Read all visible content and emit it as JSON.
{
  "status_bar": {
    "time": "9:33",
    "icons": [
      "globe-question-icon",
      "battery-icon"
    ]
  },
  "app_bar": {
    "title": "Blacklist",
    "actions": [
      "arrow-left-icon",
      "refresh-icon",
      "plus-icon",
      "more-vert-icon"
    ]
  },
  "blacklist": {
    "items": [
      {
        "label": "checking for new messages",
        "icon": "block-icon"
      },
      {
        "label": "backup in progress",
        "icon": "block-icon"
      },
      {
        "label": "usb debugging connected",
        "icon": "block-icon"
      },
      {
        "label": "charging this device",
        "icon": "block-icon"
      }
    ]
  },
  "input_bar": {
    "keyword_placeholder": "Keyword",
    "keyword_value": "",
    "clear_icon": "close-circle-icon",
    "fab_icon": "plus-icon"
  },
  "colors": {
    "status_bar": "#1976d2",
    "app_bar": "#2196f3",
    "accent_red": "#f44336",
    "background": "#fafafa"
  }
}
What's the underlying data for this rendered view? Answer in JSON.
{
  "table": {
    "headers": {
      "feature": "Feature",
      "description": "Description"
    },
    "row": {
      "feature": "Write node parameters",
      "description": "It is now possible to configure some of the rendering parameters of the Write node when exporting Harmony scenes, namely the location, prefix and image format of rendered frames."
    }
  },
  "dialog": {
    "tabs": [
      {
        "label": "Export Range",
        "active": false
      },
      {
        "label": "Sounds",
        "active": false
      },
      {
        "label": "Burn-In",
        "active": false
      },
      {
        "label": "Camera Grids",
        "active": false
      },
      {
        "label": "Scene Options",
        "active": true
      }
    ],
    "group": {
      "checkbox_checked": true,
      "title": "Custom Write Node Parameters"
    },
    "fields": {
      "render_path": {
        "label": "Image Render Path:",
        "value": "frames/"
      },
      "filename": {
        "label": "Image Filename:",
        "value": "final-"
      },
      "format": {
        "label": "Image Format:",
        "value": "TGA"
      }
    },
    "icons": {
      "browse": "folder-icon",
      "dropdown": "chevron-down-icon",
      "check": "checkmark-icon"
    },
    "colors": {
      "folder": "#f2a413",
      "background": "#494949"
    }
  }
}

* [Required work]:
Copy out every line in the listing where the word "background" appears.

* [Solution below]:
    "background": "#fafafa"
      "background": "#494949"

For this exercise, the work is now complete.